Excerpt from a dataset
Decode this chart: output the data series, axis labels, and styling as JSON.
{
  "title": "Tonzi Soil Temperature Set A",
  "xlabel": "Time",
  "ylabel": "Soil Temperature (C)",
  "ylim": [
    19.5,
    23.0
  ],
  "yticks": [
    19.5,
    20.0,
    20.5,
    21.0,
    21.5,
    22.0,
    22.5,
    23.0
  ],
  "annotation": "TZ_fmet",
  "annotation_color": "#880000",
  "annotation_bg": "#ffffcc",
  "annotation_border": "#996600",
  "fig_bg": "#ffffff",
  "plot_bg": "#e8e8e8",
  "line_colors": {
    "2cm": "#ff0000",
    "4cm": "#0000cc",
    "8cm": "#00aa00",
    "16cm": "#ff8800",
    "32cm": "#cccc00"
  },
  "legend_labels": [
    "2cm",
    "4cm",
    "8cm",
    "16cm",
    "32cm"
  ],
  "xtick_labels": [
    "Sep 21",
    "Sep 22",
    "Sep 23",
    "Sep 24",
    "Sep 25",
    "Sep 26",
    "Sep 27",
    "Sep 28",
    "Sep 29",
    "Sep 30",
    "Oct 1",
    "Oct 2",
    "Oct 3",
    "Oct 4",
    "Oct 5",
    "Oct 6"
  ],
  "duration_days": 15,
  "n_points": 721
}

**WHAT YOU NEED TO DO**
Word for word, extract all the records.

**OUTPUT FOR THIS TASK**
Decode this chart: output the data series, axis labels, and styling as JSON.
{
  "title": "Tonzi Soil Temperature Set A",
  "xlabel": "Time",
  "ylabel": "Soil Temperature (C)",
  "ylim": [
    19.5,
    23.0
  ],
  "yticks": [
    19.5,
    20.0,
    20.5,
    21.0,
    21.5,
    22.0,
    22.5,
    23.0
  ],
  "annotation": "TZ_fmet",
  "annotation_color": "#880000",
  "annotation_bg": "#ffffcc",
  "annotation_border": "#996600",
  "fig_bg": "#ffffff",
  "plot_bg": "#e8e8e8",
  "line_colors": {
    "2cm": "#ff0000",
    "4cm": "#0000cc",
    "8cm": "#00aa00",
    "16cm": "#ff8800",
    "32cm": "#cccc00"
  },
  "legend_labels": [
    "2cm",
    "4cm",
    "8cm",
    "16cm",
    "32cm"
  ],
  "xtick_labels": [
    "Sep 21",
    "Sep 22",
    "Sep 23",
    "Sep 24",
    "Sep 25",
    "Sep 26",
    "Sep 27",
    "Sep 28",
    "Sep 29",
    "Sep 30",
    "Oct 1",
    "Oct 2",
    "Oct 3",
    "Oct 4",
    "Oct 5",
    "Oct 6"
  ],
  "duration_days": 15,
  "n_points": 721
}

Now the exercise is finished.